**PROBLEM**
List all lines of the data containing the word "Subjective".

☆ ☆ ☆ ☆

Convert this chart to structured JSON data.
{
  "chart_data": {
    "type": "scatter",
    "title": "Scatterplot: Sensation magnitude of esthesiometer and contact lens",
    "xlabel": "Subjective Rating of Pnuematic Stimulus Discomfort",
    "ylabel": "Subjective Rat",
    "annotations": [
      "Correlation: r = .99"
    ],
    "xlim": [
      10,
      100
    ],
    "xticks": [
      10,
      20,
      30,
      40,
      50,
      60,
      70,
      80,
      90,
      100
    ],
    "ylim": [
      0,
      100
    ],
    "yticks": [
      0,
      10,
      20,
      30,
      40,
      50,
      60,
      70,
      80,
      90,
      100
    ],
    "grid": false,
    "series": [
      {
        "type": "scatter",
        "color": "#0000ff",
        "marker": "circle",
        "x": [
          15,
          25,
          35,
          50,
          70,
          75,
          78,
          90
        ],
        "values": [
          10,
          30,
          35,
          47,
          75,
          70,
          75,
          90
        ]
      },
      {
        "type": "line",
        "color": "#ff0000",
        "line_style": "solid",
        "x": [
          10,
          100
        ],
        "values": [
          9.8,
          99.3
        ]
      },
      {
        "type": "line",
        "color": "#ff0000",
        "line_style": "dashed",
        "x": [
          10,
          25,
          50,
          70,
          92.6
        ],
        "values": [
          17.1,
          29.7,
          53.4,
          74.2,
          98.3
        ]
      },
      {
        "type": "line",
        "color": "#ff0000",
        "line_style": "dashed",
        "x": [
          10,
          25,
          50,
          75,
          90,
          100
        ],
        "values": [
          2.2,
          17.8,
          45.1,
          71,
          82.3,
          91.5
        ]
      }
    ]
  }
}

☆ ☆ ☆ ☆

**ANSWER TO THE EXERCISE**
    "xlabel": "Subjective Rating of Pnuematic Stimulus Discomfort",
    "ylabel": "Subjective Rat",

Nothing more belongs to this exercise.